(EXERCISE BRIEF)
Output every entry exactly as written, skipping any pictures.

[Saved data entries]
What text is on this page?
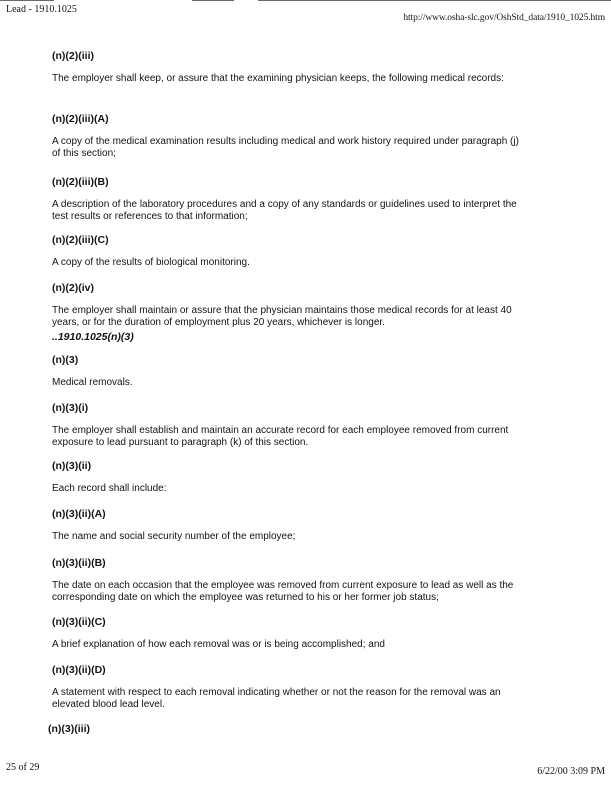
Lead - 1910.1025
http://www.osha-slc.gov/OshStd_data/1910_1025.htm
(n)(2)(iii)
The employer shall keep, or assure that the examining physician keeps, the following medical records:
(n)(2)(iii)(A)
A copy of the medical examination results including medical and work history required under paragraph (j) of this section;
(n)(2)(iii)(B)
A description of the laboratory procedures and a copy of any standards or guidelines used to interpret the test results or references to that information;
(n)(2)(iii)(C)
A copy of the results of biological monitoring.
(n)(2)(iv)
The employer shall maintain or assure that the physician maintains those medical records for at least 40 years, or for the duration of employment plus 20 years, whichever is longer.
..1910.1025(n)(3)
(n)(3)
Medical removals.
(n)(3)(i)
The employer shall establish and maintain an accurate record for each employee removed from current exposure to lead pursuant to paragraph (k) of this section.
(n)(3)(ii)
Each record shall include:
(n)(3)(ii)(A)
The name and social security number of the employee;
(n)(3)(ii)(B)
The date on each occasion that the employee was removed from current exposure to lead as well as the corresponding date on which the employee was returned to his or her former job status;
(n)(3)(ii)(C)
A brief explanation of how each removal was or is being accomplished; and
(n)(3)(ii)(D)
A statement with respect to each removal indicating whether or not the reason for the removal was an elevated blood lead level.
(n)(3)(iii)
25 of 29	6/22/00 3:09 PM
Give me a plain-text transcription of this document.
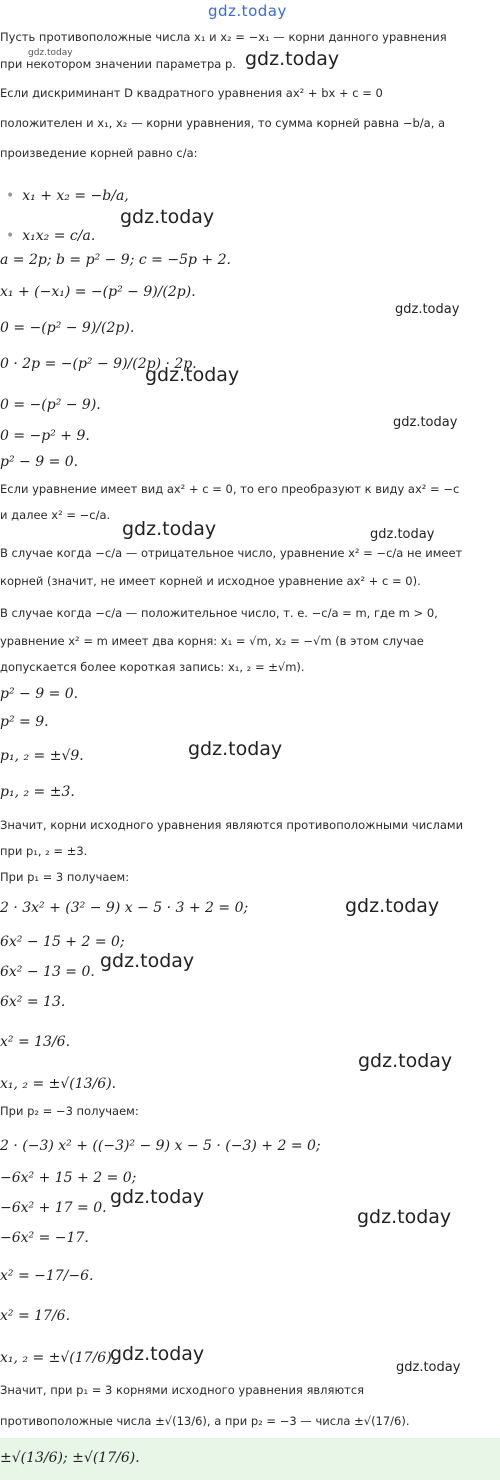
gdz.today
gdz.today	gdz.today
gdz.today
gdz.today
gdz.today
gdz.today
gdz.today	gdz.today
gdz.today
gdz.today
gdz.today
gdz.today
gdz.today
gdz.today
gdz.today
gdz.today
Пусть противоположные числа x₁ и x₂ = −x₁ — корни данного уравнения
при некотором значении параметра p.
Если дискриминант D квадратного уравнения ax² + bx + c = 0
положителен и x₁, x₂ — корни уравнения, то сумма корней равна −b/a, а
произведение корней равно c/a:
• x₁ + x₂ = −b/a,
• x₁x₂ = c/a.
a = 2p; b = p² − 9; c = −5p + 2.
x₁ + (−x₁) = −(p² − 9)/(2p).
0 = −(p² − 9)/(2p).
0 · 2p = −(p² − 9)/(2p) · 2p.
0 = −(p² − 9).
0 = −p² + 9.
p² − 9 = 0.
Если уравнение имеет вид ax² + c = 0, то его преобразуют к виду ax² = −c
и далее x² = −c/a.
В случае когда −c/a — отрицательное число, уравнение x² = −c/a не имеет
корней (значит, не имеет корней и исходное уравнение ax² + c = 0).
В случае когда −c/a — положительное число, т. е. −c/a = m, где m > 0,
уравнение x² = m имеет два корня: x₁ = √m, x₂ = −√m (в этом случае
допускается более короткая запись: x₁, ₂ = ±√m).
p² − 9 = 0.
p² = 9.
p₁, ₂ = ±√9.
p₁, ₂ = ±3.
Значит, корни исходного уравнения являются противоположными числами
при p₁, ₂ = ±3.
При p₁ = 3 получаем:
2 · 3x² + (3² − 9) x − 5 · 3 + 2 = 0;
6x² − 15 + 2 = 0;
6x² − 13 = 0.
6x² = 13.
x² = 13/6.
x₁, ₂ = ±√(13/6).
При p₂ = −3 получаем:
2 · (−3) x² + ((−3)² − 9) x − 5 · (−3) + 2 = 0;
−6x² + 15 + 2 = 0;
−6x² + 17 = 0.
−6x² = −17.
x² = −17/−6.
x² = 17/6.
x₁, ₂ = ±√(17/6).
Значит, при p₁ = 3 корнями исходного уравнения являются
противоположные числа ±√(13/6), а при p₂ = −3 — числа ±√(17/6).
±√(13/6); ±√(17/6).
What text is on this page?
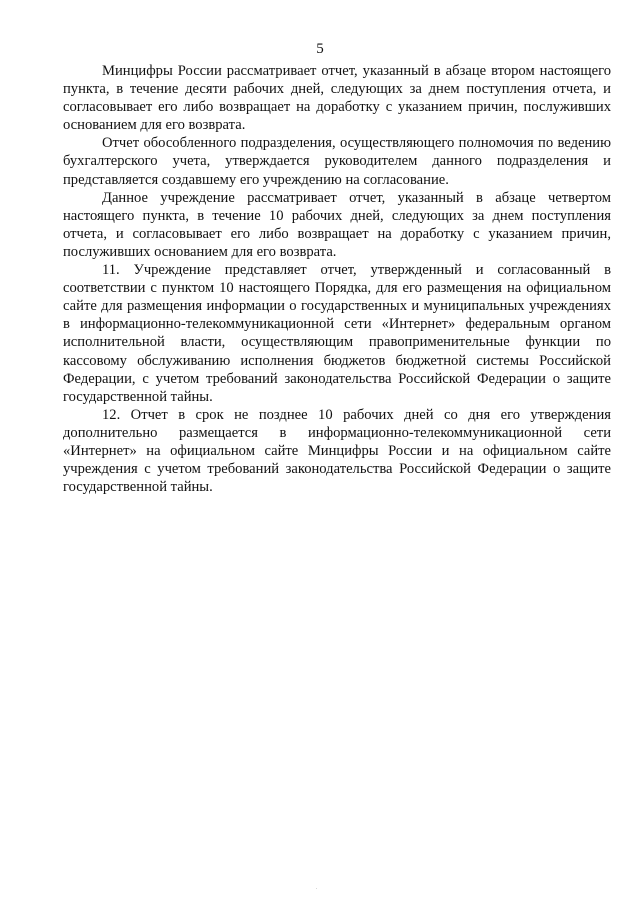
5

Минцифры России рассматривает отчет, указанный в абзаце втором настоящего пункта, в течение десяти рабочих дней, следующих за днем поступления отчета, и согласовывает его либо возвращает на доработку с указанием причин, послуживших основанием для его возврата.

Отчет обособленного подразделения, осуществляющего полномочия по ведению бухгалтерского учета, утверждается руководителем данного подразделения и представляется создавшему его учреждению на согласование.

Данное учреждение рассматривает отчет, указанный в абзаце четвертом настоящего пункта, в течение 10 рабочих дней, следующих за днем поступления отчета, и согласовывает его либо возвращает на доработку с указанием причин, послуживших основанием для его возврата.

11. Учреждение представляет отчет, утвержденный и согласованный в соответствии с пунктом 10 настоящего Порядка, для его размещения на официальном сайте для размещения информации о государственных и муниципальных учреждениях в информационно-телекоммуникационной сети «Интернет» федеральным органом исполнительной власти, осуществляющим правоприменительные функции по кассовому обслуживанию исполнения бюджетов бюджетной системы Российской Федерации, с учетом требований законодательства Российской Федерации о защите государственной тайны.

12. Отчет в срок не позднее 10 рабочих дней со дня его утверждения дополнительно размещается в информационно-телекоммуникационной сети «Интернет» на официальном сайте Минцифры России и на официальном сайте учреждения с учетом требований законодательства Российской Федерации о защите государственной тайны.
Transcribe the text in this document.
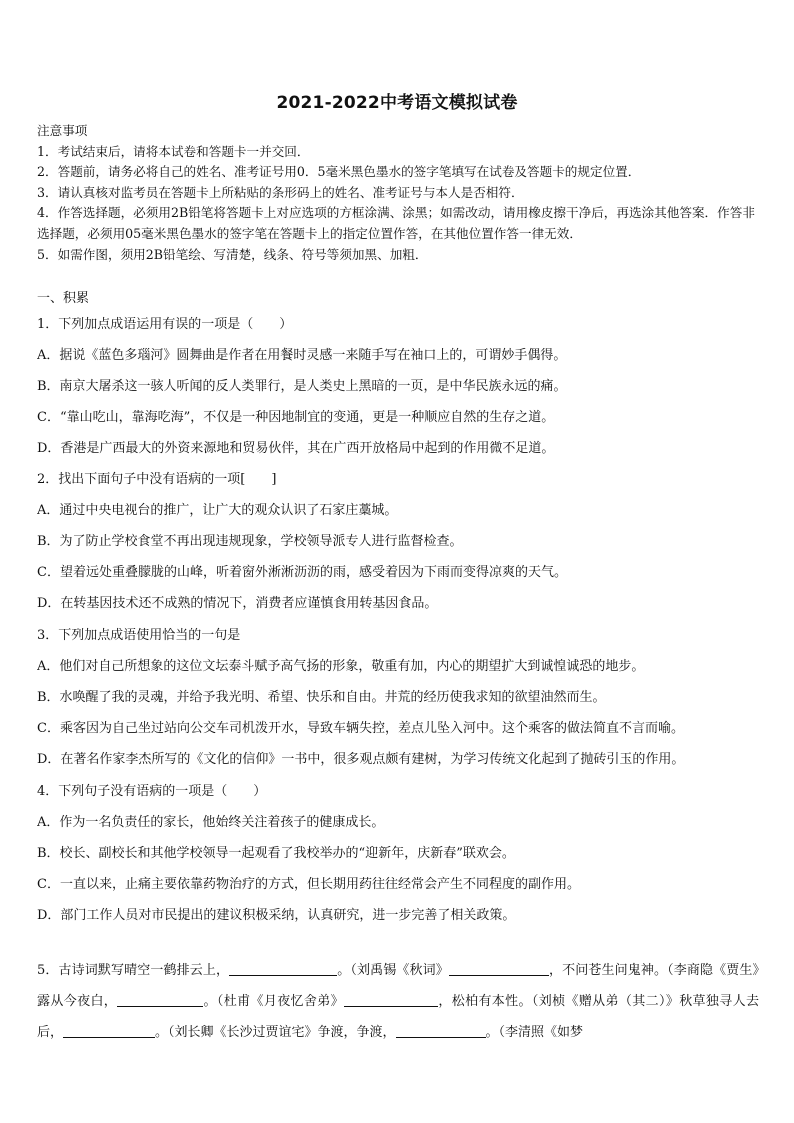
2021-2022中考语文模拟试卷
注意事项
1．考试结束后，请将本试卷和答题卡一并交回．
2．答题前，请务必将自己的姓名、准考证号用0．5毫米黑色墨水的签字笔填写在试卷及答题卡的规定位置．
3．请认真核对监考员在答题卡上所粘贴的条形码上的姓名、准考证号与本人是否相符．
4．作答选择题，必须用2B铅笔将答题卡上对应选项的方框涂满、涂黑；如需改动，请用橡皮擦干净后，再选涂其他答案．作答非选择题，必须用05毫米黑色墨水的签字笔在答题卡上的指定位置作答，在其他位置作答一律无效．
5．如需作图，须用2B铅笔绘、写清楚，线条、符号等须加黑、加粗．
一、积累
1．下列加点成语运用有误的一项是（　　）
A．据说《蓝色多瑙河》圆舞曲是作者在用餐时灵感一来随手写在袖口上的，可谓妙手偶得。
B．南京大屠杀这一骇人听闻的反人类罪行，是人类史上黑暗的一页，是中华民族永远的痛。
C．“靠山吃山，靠海吃海”，不仅是一种因地制宜的变通，更是一种顺应自然的生存之道。
D．香港是广西最大的外资来源地和贸易伙伴，其在广西开放格局中起到的作用微不足道。
2．找出下面句子中没有语病的一项[　　]
A．通过中央电视台的推广，让广大的观众认识了石家庄藁城。
B．为了防止学校食堂不再出现违规现象，学校领导派专人进行监督检查。
C．望着远处重叠朦胧的山峰，听着窗外淅淅沥沥的雨，感受着因为下雨而变得凉爽的天气。
D．在转基因技术还不成熟的情况下，消费者应谨慎食用转基因食品。
3．下列加点成语使用恰当的一句是
A．他们对自己所想象的这位文坛泰斗赋予高气扬的形象，敬重有加，内心的期望扩大到诚惶诚恐的地步。
B．水唤醒了我的灵魂，并给予我光明、希望、快乐和自由。井荒的经历使我求知的欲望油然而生。
C．乘客因为自己坐过站向公交车司机泼开水，导致车辆失控，差点儿坠入河中。这个乘客的做法简直不言而喻。
D．在著名作家李杰所写的《文化的信仰》一书中，很多观点颇有建树，为学习传统文化起到了抛砖引玉的作用。
4．下列句子没有语病的一项是（　　）
A．作为一名负责任的家长，他始终关注着孩子的健康成长。
B．校长、副校长和其他学校领导一起观看了我校举办的“迎新年，庆新春”联欢会。
C．一直以来，止痛主要依靠药物治疗的方式，但长期用药往往经常会产生不同程度的副作用。
D．部门工作人员对市民提出的建议积极采纳，认真研究，进一步完善了相关政策。
5．古诗词默写晴空一鹤排云上，	。（刘禹锡《秋词》	，不问苍生问鬼神。（李商隐《贾生》露从今夜白，	。（杜甫《月夜忆舍弟》	，松柏有本性。（刘桢《赠从弟（其二）》秋草独寻人去后，	。（刘长卿《长沙过贾谊宅》争渡，争渡，	。（李清照《如梦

(FULL OUTPUT)
What text is on this page?
Lead - 1910.1025
http://www.osha-slc.gov/OshStd_data/1910_1025.htm
(n)(2)(iii)
The employer shall keep, or assure that the examining physician keeps, the following medical records:
(n)(2)(iii)(A)
A copy of the medical examination results including medical and work history required under paragraph (j) of this section;
(n)(2)(iii)(B)
A description of the laboratory procedures and a copy of any standards or guidelines used to interpret the test results or references to that information;
(n)(2)(iii)(C)
A copy of the results of biological monitoring.
(n)(2)(iv)
The employer shall maintain or assure that the physician maintains those medical records for at least 40 years, or for the duration of employment plus 20 years, whichever is longer.
..1910.1025(n)(3)
(n)(3)
Medical removals.
(n)(3)(i)
The employer shall establish and maintain an accurate record for each employee removed from current exposure to lead pursuant to paragraph (k) of this section.
(n)(3)(ii)
Each record shall include:
(n)(3)(ii)(A)
The name and social security number of the employee;
(n)(3)(ii)(B)
The date on each occasion that the employee was removed from current exposure to lead as well as the corresponding date on which the employee was returned to his or her former job status;
(n)(3)(ii)(C)
A brief explanation of how each removal was or is being accomplished; and
(n)(3)(ii)(D)
A statement with respect to each removal indicating whether or not the reason for the removal was an elevated blood lead level.
(n)(3)(iii)
25 of 29	6/22/00 3:09 PM
Give me a plain-text transcription of this document.
gdz.today
gdz.today	gdz.today
gdz.today
gdz.today
gdz.today
gdz.today
gdz.today	gdz.today
gdz.today
gdz.today
gdz.today
gdz.today
gdz.today
gdz.today
gdz.today
gdz.today
Пусть противоположные числа x₁ и x₂ = −x₁ — корни данного уравнения
при некотором значении параметра p.
Если дискриминант D квадратного уравнения ax² + bx + c = 0
положителен и x₁, x₂ — корни уравнения, то сумма корней равна −b/a, а
произведение корней равно c/a:
• x₁ + x₂ = −b/a,
• x₁x₂ = c/a.
a = 2p; b = p² − 9; c = −5p + 2.
x₁ + (−x₁) = −(p² − 9)/(2p).
0 = −(p² − 9)/(2p).
0 · 2p = −(p² − 9)/(2p) · 2p.
0 = −(p² − 9).
0 = −p² + 9.
p² − 9 = 0.
Если уравнение имеет вид ax² + c = 0, то его преобразуют к виду ax² = −c
и далее x² = −c/a.
В случае когда −c/a — отрицательное число, уравнение x² = −c/a не имеет
корней (значит, не имеет корней и исходное уравнение ax² + c = 0).
В случае когда −c/a — положительное число, т. е. −c/a = m, где m > 0,
уравнение x² = m имеет два корня: x₁ = √m, x₂ = −√m (в этом случае
допускается более короткая запись: x₁, ₂ = ±√m).
p² − 9 = 0.
p² = 9.
p₁, ₂ = ±√9.
p₁, ₂ = ±3.
Значит, корни исходного уравнения являются противоположными числами
при p₁, ₂ = ±3.
При p₁ = 3 получаем:
2 · 3x² + (3² − 9) x − 5 · 3 + 2 = 0;
6x² − 15 + 2 = 0;
6x² − 13 = 0.
6x² = 13.
x² = 13/6.
x₁, ₂ = ±√(13/6).
При p₂ = −3 получаем:
2 · (−3) x² + ((−3)² − 9) x − 5 · (−3) + 2 = 0;
−6x² + 15 + 2 = 0;
−6x² + 17 = 0.
−6x² = −17.
x² = −17/−6.
x² = 17/6.
x₁, ₂ = ±√(17/6).
Значит, при p₁ = 3 корнями исходного уравнения являются
противоположные числа ±√(13/6), а при p₂ = −3 — числа ±√(17/6).
±√(13/6); ±√(17/6).
What text is on this page?
5

Минцифры России рассматривает отчет, указанный в абзаце втором настоящего пункта, в течение десяти рабочих дней, следующих за днем поступления отчета, и согласовывает его либо возвращает на доработку с указанием причин, послуживших основанием для его возврата.

Отчет обособленного подразделения, осуществляющего полномочия по ведению бухгалтерского учета, утверждается руководителем данного подразделения и представляется создавшему его учреждению на согласование.

Данное учреждение рассматривает отчет, указанный в абзаце четвертом настоящего пункта, в течение 10 рабочих дней, следующих за днем поступления отчета, и согласовывает его либо возвращает на доработку с указанием причин, послуживших основанием для его возврата.

11. Учреждение представляет отчет, утвержденный и согласованный в соответствии с пунктом 10 настоящего Порядка, для его размещения на официальном сайте для размещения информации о государственных и муниципальных учреждениях в информационно-телекоммуникационной сети «Интернет» федеральным органом исполнительной власти, осуществляющим правоприменительные функции по кассовому обслуживанию исполнения бюджетов бюджетной системы Российской Федерации, с учетом требований законодательства Российской Федерации о защите государственной тайны.

12. Отчет в срок не позднее 10 рабочих дней со дня его утверждения дополнительно размещается в информационно-телекоммуникационной сети «Интернет» на официальном сайте Минцифры России и на официальном сайте учреждения с учетом требований законодательства Российской Федерации о защите государственной тайны.
Transcribe the text in this document.
2021-2022中考语文模拟试卷
注意事项
1．考试结束后，请将本试卷和答题卡一并交回．
2．答题前，请务必将自己的姓名、准考证号用0．5毫米黑色墨水的签字笔填写在试卷及答题卡的规定位置．
3．请认真核对监考员在答题卡上所粘贴的条形码上的姓名、准考证号与本人是否相符．
4．作答选择题，必须用2B铅笔将答题卡上对应选项的方框涂满、涂黑；如需改动，请用橡皮擦干净后，再选涂其他答案．作答非选择题，必须用05毫米黑色墨水的签字笔在答题卡上的指定位置作答，在其他位置作答一律无效．
5．如需作图，须用2B铅笔绘、写清楚，线条、符号等须加黑、加粗．
一、积累
1．下列加点成语运用有误的一项是（　　）
A．据说《蓝色多瑙河》圆舞曲是作者在用餐时灵感一来随手写在袖口上的，可谓妙手偶得。
B．南京大屠杀这一骇人听闻的反人类罪行，是人类史上黑暗的一页，是中华民族永远的痛。
C．“靠山吃山，靠海吃海”，不仅是一种因地制宜的变通，更是一种顺应自然的生存之道。
D．香港是广西最大的外资来源地和贸易伙伴，其在广西开放格局中起到的作用微不足道。
2．找出下面句子中没有语病的一项[　　]
A．通过中央电视台的推广，让广大的观众认识了石家庄藁城。
B．为了防止学校食堂不再出现违规现象，学校领导派专人进行监督检查。
C．望着远处重叠朦胧的山峰，听着窗外淅淅沥沥的雨，感受着因为下雨而变得凉爽的天气。
D．在转基因技术还不成熟的情况下，消费者应谨慎食用转基因食品。
3．下列加点成语使用恰当的一句是
A．他们对自己所想象的这位文坛泰斗赋予高气扬的形象，敬重有加，内心的期望扩大到诚惶诚恐的地步。
B．水唤醒了我的灵魂，并给予我光明、希望、快乐和自由。井荒的经历使我求知的欲望油然而生。
C．乘客因为自己坐过站向公交车司机泼开水，导致车辆失控，差点儿坠入河中。这个乘客的做法简直不言而喻。
D．在著名作家李杰所写的《文化的信仰》一书中，很多观点颇有建树，为学习传统文化起到了抛砖引玉的作用。
4．下列句子没有语病的一项是（　　）
A．作为一名负责任的家长，他始终关注着孩子的健康成长。
B．校长、副校长和其他学校领导一起观看了我校举办的“迎新年，庆新春”联欢会。
C．一直以来，止痛主要依靠药物治疗的方式，但长期用药往往经常会产生不同程度的副作用。
D．部门工作人员对市民提出的建议积极采纳，认真研究，进一步完善了相关政策。
5．古诗词默写晴空一鹤排云上，	。（刘禹锡《秋词》	，不问苍生问鬼神。（李商隐《贾生》露从今夜白，	。（杜甫《月夜忆舍弟》	，松柏有本性。（刘桢《赠从弟（其二）》秋草独寻人去后，	。（刘长卿《长沙过贾谊宅》争渡，争渡，	。（李清照《如梦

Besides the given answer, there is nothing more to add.